[Data items]
- - - - - - -

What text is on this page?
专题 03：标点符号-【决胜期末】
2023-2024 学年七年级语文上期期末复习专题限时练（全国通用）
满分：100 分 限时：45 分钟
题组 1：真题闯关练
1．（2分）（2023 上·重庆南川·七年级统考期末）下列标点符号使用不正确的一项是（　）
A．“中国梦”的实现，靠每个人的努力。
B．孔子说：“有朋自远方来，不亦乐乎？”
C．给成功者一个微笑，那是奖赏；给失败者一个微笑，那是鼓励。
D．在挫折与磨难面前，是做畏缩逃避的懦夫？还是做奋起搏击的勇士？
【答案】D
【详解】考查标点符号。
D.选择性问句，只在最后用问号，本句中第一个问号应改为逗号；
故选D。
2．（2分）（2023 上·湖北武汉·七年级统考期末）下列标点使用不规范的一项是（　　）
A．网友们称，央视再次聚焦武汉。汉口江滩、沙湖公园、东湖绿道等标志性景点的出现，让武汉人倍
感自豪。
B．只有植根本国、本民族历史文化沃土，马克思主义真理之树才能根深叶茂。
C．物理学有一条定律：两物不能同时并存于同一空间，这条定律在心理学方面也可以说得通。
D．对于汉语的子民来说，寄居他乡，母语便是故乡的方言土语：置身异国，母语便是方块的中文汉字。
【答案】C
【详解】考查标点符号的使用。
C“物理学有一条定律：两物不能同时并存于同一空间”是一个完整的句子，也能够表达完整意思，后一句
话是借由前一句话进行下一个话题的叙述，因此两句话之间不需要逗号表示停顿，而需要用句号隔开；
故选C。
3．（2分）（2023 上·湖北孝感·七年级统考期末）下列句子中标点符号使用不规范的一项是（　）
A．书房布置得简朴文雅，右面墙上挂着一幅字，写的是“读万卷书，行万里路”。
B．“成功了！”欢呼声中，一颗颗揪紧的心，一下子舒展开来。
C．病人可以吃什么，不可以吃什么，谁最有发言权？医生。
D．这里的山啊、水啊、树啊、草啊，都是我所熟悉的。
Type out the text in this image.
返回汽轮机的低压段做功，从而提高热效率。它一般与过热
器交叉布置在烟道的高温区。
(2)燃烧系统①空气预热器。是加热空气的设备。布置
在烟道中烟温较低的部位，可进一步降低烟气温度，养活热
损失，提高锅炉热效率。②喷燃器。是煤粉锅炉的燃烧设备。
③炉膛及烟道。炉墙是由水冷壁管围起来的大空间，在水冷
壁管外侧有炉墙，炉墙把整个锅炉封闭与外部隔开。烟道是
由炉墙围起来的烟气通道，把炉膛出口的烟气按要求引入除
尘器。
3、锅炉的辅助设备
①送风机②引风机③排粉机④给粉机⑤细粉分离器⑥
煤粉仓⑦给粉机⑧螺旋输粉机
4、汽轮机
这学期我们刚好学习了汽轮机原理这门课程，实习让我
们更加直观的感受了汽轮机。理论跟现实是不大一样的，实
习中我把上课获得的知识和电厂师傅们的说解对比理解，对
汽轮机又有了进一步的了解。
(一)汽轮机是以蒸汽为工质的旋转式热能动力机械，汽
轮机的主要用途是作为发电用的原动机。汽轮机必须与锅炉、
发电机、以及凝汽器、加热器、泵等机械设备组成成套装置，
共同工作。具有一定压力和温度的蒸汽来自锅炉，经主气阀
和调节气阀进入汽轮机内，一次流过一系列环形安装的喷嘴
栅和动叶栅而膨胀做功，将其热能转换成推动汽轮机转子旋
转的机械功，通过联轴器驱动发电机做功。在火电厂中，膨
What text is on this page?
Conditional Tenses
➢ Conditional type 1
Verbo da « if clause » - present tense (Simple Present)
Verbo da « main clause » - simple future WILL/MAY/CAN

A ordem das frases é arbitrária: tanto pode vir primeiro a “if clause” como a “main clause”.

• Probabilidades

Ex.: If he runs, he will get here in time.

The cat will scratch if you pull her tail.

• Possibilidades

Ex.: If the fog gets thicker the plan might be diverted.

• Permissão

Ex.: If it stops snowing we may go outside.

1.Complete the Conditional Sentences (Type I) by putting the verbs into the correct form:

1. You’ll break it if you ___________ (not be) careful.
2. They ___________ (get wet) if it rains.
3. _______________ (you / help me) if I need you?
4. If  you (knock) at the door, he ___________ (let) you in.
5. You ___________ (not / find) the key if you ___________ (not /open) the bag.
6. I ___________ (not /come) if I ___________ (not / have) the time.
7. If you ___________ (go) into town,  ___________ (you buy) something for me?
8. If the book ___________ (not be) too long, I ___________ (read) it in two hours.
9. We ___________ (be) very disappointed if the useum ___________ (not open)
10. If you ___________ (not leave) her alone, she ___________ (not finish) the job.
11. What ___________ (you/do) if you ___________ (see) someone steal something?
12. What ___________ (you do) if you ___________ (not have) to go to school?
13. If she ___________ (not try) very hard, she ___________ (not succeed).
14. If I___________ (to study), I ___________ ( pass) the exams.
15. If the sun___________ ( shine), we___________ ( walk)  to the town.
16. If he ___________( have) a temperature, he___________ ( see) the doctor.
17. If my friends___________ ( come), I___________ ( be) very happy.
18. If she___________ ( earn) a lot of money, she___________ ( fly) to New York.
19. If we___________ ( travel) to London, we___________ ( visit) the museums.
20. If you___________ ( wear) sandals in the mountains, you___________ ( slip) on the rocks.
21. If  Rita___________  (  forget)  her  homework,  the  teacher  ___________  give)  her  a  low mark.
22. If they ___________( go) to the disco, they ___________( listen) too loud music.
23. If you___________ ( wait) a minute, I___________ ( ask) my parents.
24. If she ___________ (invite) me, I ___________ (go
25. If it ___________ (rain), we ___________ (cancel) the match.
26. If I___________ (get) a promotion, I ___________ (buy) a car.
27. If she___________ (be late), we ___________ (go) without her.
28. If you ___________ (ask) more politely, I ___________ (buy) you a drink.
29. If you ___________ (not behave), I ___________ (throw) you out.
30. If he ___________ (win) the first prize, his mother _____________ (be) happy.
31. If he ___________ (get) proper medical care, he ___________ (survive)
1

- - - - - - -

Task to complete: Count the lines of the data that contain the string "into", and reply with that number alone.

Exercise solution: 2